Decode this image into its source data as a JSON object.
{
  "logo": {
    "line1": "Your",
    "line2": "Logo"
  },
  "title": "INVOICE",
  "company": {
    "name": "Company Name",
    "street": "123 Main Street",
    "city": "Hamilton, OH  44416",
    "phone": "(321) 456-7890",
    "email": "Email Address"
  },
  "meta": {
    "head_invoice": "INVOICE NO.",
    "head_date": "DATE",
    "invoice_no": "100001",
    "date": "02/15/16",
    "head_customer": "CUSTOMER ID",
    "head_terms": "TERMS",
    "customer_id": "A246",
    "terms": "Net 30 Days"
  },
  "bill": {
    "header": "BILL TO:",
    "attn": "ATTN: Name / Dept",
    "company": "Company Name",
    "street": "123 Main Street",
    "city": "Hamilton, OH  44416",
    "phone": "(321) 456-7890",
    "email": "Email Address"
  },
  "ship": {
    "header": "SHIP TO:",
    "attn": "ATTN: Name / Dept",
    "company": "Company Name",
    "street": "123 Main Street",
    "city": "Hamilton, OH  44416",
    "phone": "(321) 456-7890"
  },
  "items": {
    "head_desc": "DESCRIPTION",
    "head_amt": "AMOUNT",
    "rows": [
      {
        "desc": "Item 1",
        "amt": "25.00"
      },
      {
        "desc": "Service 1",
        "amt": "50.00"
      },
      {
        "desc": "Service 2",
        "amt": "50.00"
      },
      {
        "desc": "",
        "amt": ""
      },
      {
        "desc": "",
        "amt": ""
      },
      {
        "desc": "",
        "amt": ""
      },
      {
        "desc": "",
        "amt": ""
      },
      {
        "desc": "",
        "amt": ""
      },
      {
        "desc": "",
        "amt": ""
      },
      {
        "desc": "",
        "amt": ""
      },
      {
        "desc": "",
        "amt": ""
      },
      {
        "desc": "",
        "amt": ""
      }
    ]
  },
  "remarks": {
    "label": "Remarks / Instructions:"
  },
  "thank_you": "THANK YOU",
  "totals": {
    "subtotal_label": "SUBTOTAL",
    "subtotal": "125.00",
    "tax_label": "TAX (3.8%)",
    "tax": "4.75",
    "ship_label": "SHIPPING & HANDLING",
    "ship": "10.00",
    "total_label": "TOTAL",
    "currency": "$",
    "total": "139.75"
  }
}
= = = = =
### To be done
Above are some records. Print them all exactly.

### Exercise answer
Decode this image into its source data as a JSON object.
{
  "logo": {
    "line1": "Your",
    "line2": "Logo"
  },
  "title": "INVOICE",
  "company": {
    "name": "Company Name",
    "street": "123 Main Street",
    "city": "Hamilton, OH  44416",
    "phone": "(321) 456-7890",
    "email": "Email Address"
  },
  "meta": {
    "head_invoice": "INVOICE NO.",
    "head_date": "DATE",
    "invoice_no": "100001",
    "date": "02/15/16",
    "head_customer": "CUSTOMER ID",
    "head_terms": "TERMS",
    "customer_id": "A246",
    "terms": "Net 30 Days"
  },
  "bill": {
    "header": "BILL TO:",
    "attn": "ATTN: Name / Dept",
    "company": "Company Name",
    "street": "123 Main Street",
    "city": "Hamilton, OH  44416",
    "phone": "(321) 456-7890",
    "email": "Email Address"
  },
  "ship": {
    "header": "SHIP TO:",
    "attn": "ATTN: Name / Dept",
    "company": "Company Name",
    "street": "123 Main Street",
    "city": "Hamilton, OH  44416",
    "phone": "(321) 456-7890"
  },
  "items": {
    "head_desc": "DESCRIPTION",
    "head_amt": "AMOUNT",
    "rows": [
      {
        "desc": "Item 1",
        "amt": "25.00"
      },
      {
        "desc": "Service 1",
        "amt": "50.00"
      },
      {
        "desc": "Service 2",
        "amt": "50.00"
      },
      {
        "desc": "",
        "amt": ""
      },
      {
        "desc": "",
        "amt": ""
      },
      {
        "desc": "",
        "amt": ""
      },
      {
        "desc": "",
        "amt": ""
      },
      {
        "desc": "",
        "amt": ""
      },
      {
        "desc": "",
        "amt": ""
      },
      {
        "desc": "",
        "amt": ""
      },
      {
        "desc": "",
        "amt": ""
      },
      {
        "desc": "",
        "amt": ""
      }
    ]
  },
  "remarks": {
    "label": "Remarks / Instructions:"
  },
  "thank_you": "THANK YOU",
  "totals": {
    "subtotal_label": "SUBTOTAL",
    "subtotal": "125.00",
    "tax_label": "TAX (3.8%)",
    "tax": "4.75",
    "ship_label": "SHIPPING & HANDLING",
    "ship": "10.00",
    "total_label": "TOTAL",
    "currency": "$",
    "total": "139.75"
  }
}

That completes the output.